- [Stated task]: Read the records below and copy each line that contains "recommended".

- [Data supplied]:
--- Begin ---

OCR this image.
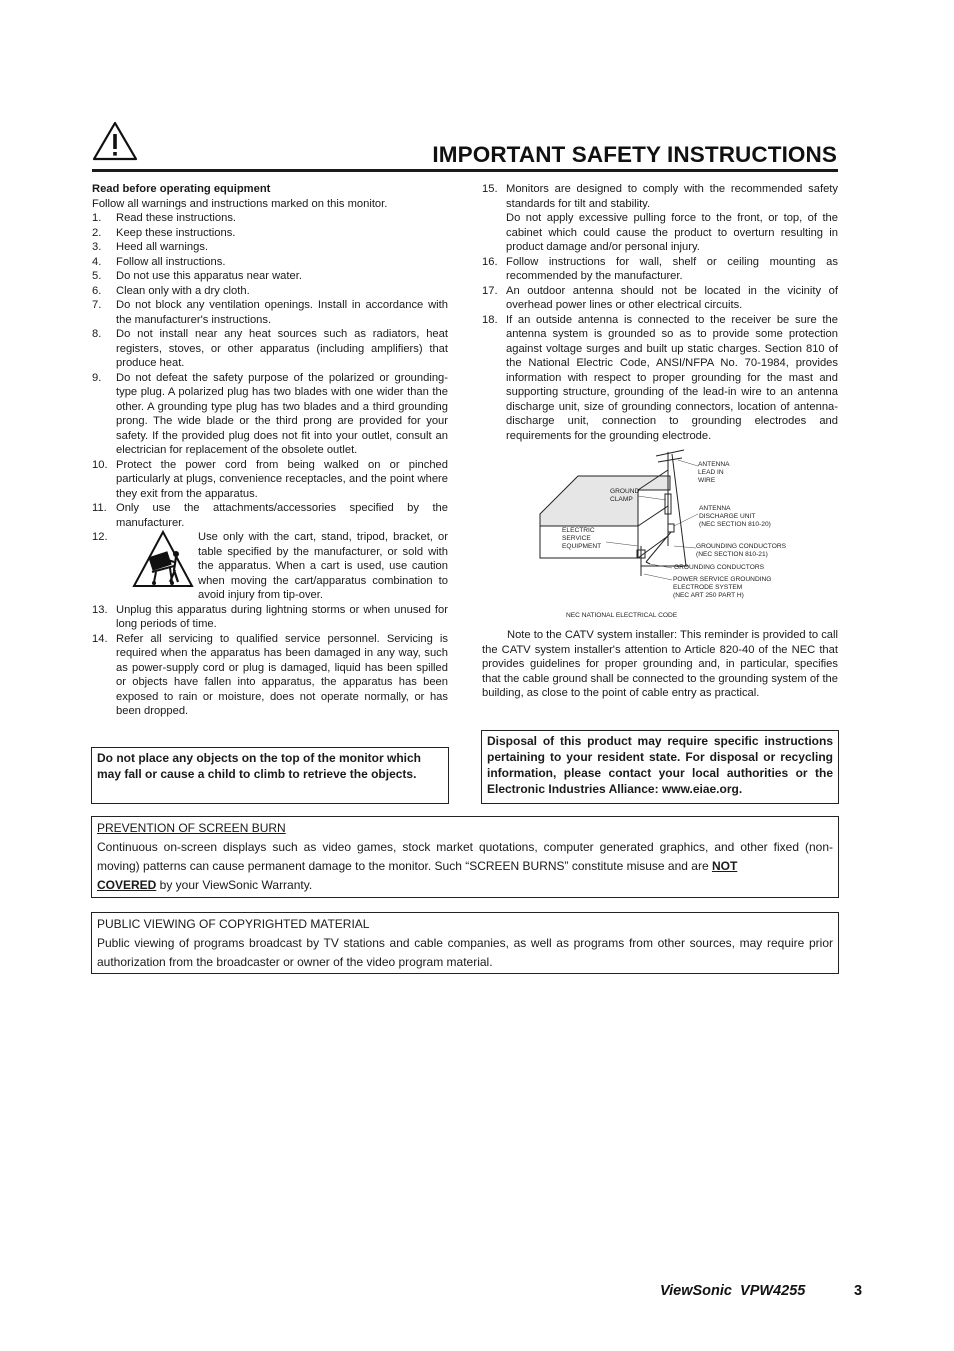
IMPORTANT SAFETY INSTRUCTIONS
Read before operating equipment
Follow all warnings and instructions marked on this monitor.
1.	Read these instructions.
2.	Keep these instructions.
3.	Heed all warnings.
4.	Follow all instructions.
5.	Do not use this apparatus near water.
6.	Clean only with a dry cloth.
7.	Do not block any ventilation openings. Install in accordance with the manufacturer's instructions.
8.	Do not install near any heat sources such as radiators, heat registers, stoves, or other apparatus (including amplifiers) that produce heat.
9.	Do not defeat the safety purpose of the polarized or grounding- type plug. A polarized plug has two blades with one wider than the other. A grounding type plug has two blades and a third grounding prong. The wide blade or the third prong are provided for your safety. If the provided plug does not fit into your outlet, consult an electrician for replacement of the obsolete outlet.
10. Protect the power cord from being walked on or pinched particularly at plugs, convenience receptacles, and the point where they exit from the apparatus.
11. Only use the attachments/accessories specified by the manufacturer.
12.	Use only with the cart, stand, tripod, bracket, or table specified by the manufacturer, or sold with the apparatus. When a cart is used, use caution when moving the cart/apparatus combination to avoid injury from tip-over.
13. Unplug this apparatus during lightning storms or when unused for long periods of time.
14. Refer all servicing to qualified service personnel. Servicing is required when the apparatus has been damaged in any way, such as power-supply cord or plug is damaged, liquid has been spilled or objects have fallen into apparatus, the apparatus has been exposed to rain or moisture, does not operate normally, or has been dropped.
15. Monitors are designed to comply with the recommended safety standards for tilt and stability.
Do not apply excessive pulling force to the front, or top, of the cabinet which could cause the product to overturn resulting in product damage and/or personal injury.
16. Follow instructions for wall, shelf or ceiling mounting as recommended by the manufacturer.
17. An outdoor antenna should not be located in the vicinity of overhead power lines or other electrical circuits.
18. If an outside antenna is connected to the receiver be sure the antenna system is grounded so as to provide some protection against voltage surges and built up static charges. Section 810 of the National Electric Code, ANSI/NFPA No. 70-1984, provides information with respect to proper grounding for the mast and supporting structure, grounding of the lead-in wire to an antenna discharge unit, size of grounding connectors, location of antenna-discharge unit, connection to grounding electrodes and requirements for the grounding electrode.
ANTENNA
LEAD IN
WIRE
GROUND
CLAMP
ANTENNA
DISCHARGE UNIT
(NEC SECTION 810-20)
ELECTRIC
SERVICE
EQUIPMENT	GROUNDING CONDUCTORS
(NEC SECTION 810-21)
GROUNDING CONDUCTORS
POWER SERVICE GROUNDING
ELECTRODE SYSTEM
(NEC ART 250 PART H)
NEC NATIONAL ELECTRICAL CODE
Note to the CATV system installer: This reminder is provided to call the CATV system installer's attention to Article 820-40 of the NEC that provides guidelines for proper grounding and, in particular, specifies that the cable ground shall be connected to the grounding system of the building, as close to the point of cable entry as practical.
Do not place any objects on the top of the monitor which may fall or cause a child to climb to retrieve the objects.
Disposal of this product may require specific instructions pertaining to your resident state. For disposal or recycling information, please contact your local authorities or the Electronic Industries Alliance: www.eiae.org.
PREVENTION OF SCREEN BURN
Continuous on-screen displays such as video games, stock market quotations, computer generated graphics, and other fixed (non-moving) patterns can cause permanent damage to the monitor. Such “SCREEN BURNS” constitute misuse and are NOT
COVERED by your ViewSonic Warranty.
PUBLIC VIEWING OF COPYRIGHTED MATERIAL
Public viewing of programs broadcast by TV stations and cable companies, as well as programs from other sources, may require prior authorization from the broadcaster or owner of the video program material.
ViewSonic  VPW4255	3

--- End ---

- [Result]:
15. Monitors are designed to comply with the recommended safety standards for tilt and stability.
16. Follow instructions for wall, shelf or ceiling mounting as recommended by the manufacturer.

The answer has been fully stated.